◆ TO BE DONE: Word for word, copy all the data and drop the pictures.
= = = = = = =
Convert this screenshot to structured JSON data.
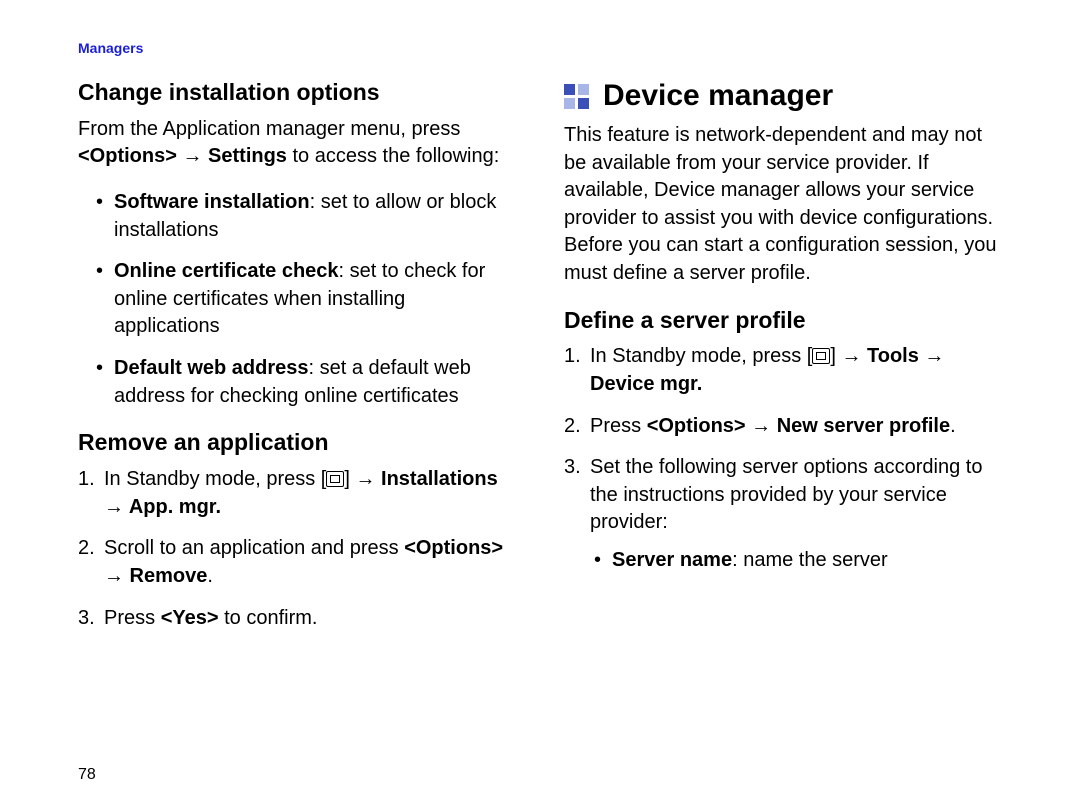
{
  "header": {
    "section": "Managers"
  },
  "page_number": "78",
  "left": {
    "h_change": "Change installation options",
    "intro_1": "From the Application manager menu, press ",
    "intro_b1": "<Options>",
    "intro_arrow": " → ",
    "intro_b2": "Settings",
    "intro_2": " to access the following:",
    "bullets": [
      {
        "b": "Software installation",
        "rest": ": set to allow or block installations"
      },
      {
        "b": "Online certificate check",
        "rest": ": set to check for online certificates when installing applications"
      },
      {
        "b": "Default web address",
        "rest": ": set a default web address for checking online certificates"
      }
    ],
    "h_remove": "Remove an application",
    "steps": {
      "s1_a": "In Standby mode, press [",
      "s1_b": "] → ",
      "s1_bold": "Installations → App. mgr.",
      "s2_a": "Scroll to an application and press ",
      "s2_bold": "<Options> → Remove",
      "s2_b": ".",
      "s3_a": "Press ",
      "s3_bold": "<Yes>",
      "s3_b": " to confirm."
    }
  },
  "right": {
    "h_device": "Device manager",
    "intro": "This feature is network-dependent and may not be available from your service provider. If available, Device manager allows your service provider to assist you with device configurations. Before you can start a configuration session, you must define a server profile.",
    "h_define": "Define a server profile",
    "steps": {
      "s1_a": "In Standby mode, press [",
      "s1_b": "] → ",
      "s1_bold": "Tools → Device mgr.",
      "s2_a": "Press ",
      "s2_bold": "<Options> → New server profile",
      "s2_b": ".",
      "s3": "Set the following server options according to the instructions provided by your service provider:",
      "s3_bullet_b": "Server name",
      "s3_bullet_rest": ": name the server"
    }
  }
}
= = = = = = =
◆ RESPONSE TO THIS EXERCISE:
Convert this screenshot to structured JSON data.
{
  "header": {
    "section": "Managers"
  },
  "page_number": "78",
  "left": {
    "h_change": "Change installation options",
    "intro_1": "From the Application manager menu, press ",
    "intro_b1": "<Options>",
    "intro_arrow": " → ",
    "intro_b2": "Settings",
    "intro_2": " to access the following:",
    "bullets": [
      {
        "b": "Software installation",
        "rest": ": set to allow or block installations"
      },
      {
        "b": "Online certificate check",
        "rest": ": set to check for online certificates when installing applications"
      },
      {
        "b": "Default web address",
        "rest": ": set a default web address for checking online certificates"
      }
    ],
    "h_remove": "Remove an application",
    "steps": {
      "s1_a": "In Standby mode, press [",
      "s1_b": "] → ",
      "s1_bold": "Installations → App. mgr.",
      "s2_a": "Scroll to an application and press ",
      "s2_bold": "<Options> → Remove",
      "s2_b": ".",
      "s3_a": "Press ",
      "s3_bold": "<Yes>",
      "s3_b": " to confirm."
    }
  },
  "right": {
    "h_device": "Device manager",
    "intro": "This feature is network-dependent and may not be available from your service provider. If available, Device manager allows your service provider to assist you with device configurations. Before you can start a configuration session, you must define a server profile.",
    "h_define": "Define a server profile",
    "steps": {
      "s1_a": "In Standby mode, press [",
      "s1_b": "] → ",
      "s1_bold": "Tools → Device mgr.",
      "s2_a": "Press ",
      "s2_bold": "<Options> → New server profile",
      "s2_b": ".",
      "s3": "Set the following server options according to the instructions provided by your service provider:",
      "s3_bullet_b": "Server name",
      "s3_bullet_rest": ": name the server"
    }
  }
}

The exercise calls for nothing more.